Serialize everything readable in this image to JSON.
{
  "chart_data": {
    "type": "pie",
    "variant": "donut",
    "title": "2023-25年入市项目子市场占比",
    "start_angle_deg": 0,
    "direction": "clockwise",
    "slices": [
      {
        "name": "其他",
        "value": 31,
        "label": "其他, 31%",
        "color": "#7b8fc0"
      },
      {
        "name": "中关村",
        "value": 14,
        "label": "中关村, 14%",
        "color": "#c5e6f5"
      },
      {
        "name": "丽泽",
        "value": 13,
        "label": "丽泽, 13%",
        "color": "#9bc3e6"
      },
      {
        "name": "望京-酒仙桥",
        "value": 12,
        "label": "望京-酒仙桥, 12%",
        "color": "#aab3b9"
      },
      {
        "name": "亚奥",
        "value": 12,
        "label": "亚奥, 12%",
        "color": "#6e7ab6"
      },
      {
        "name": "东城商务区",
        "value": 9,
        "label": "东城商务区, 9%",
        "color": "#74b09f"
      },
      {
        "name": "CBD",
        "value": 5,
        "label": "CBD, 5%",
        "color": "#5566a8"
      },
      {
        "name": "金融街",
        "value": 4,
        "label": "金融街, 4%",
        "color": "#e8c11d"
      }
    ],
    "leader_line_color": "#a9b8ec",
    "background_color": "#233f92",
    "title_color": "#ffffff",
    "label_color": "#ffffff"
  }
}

- REQUEST: Reproduce the data in full, exactly as presented.

- OUTPUT OF THE TASK:
Serialize everything readable in this image to JSON.
{
  "chart_data": {
    "type": "pie",
    "variant": "donut",
    "title": "2023-25年入市项目子市场占比",
    "start_angle_deg": 0,
    "direction": "clockwise",
    "slices": [
      {
        "name": "其他",
        "value": 31,
        "label": "其他, 31%",
        "color": "#7b8fc0"
      },
      {
        "name": "中关村",
        "value": 14,
        "label": "中关村, 14%",
        "color": "#c5e6f5"
      },
      {
        "name": "丽泽",
        "value": 13,
        "label": "丽泽, 13%",
        "color": "#9bc3e6"
      },
      {
        "name": "望京-酒仙桥",
        "value": 12,
        "label": "望京-酒仙桥, 12%",
        "color": "#aab3b9"
      },
      {
        "name": "亚奥",
        "value": 12,
        "label": "亚奥, 12%",
        "color": "#6e7ab6"
      },
      {
        "name": "东城商务区",
        "value": 9,
        "label": "东城商务区, 9%",
        "color": "#74b09f"
      },
      {
        "name": "CBD",
        "value": 5,
        "label": "CBD, 5%",
        "color": "#5566a8"
      },
      {
        "name": "金融街",
        "value": 4,
        "label": "金融街, 4%",
        "color": "#e8c11d"
      }
    ],
    "leader_line_color": "#a9b8ec",
    "background_color": "#233f92",
    "title_color": "#ffffff",
    "label_color": "#ffffff"
  }
}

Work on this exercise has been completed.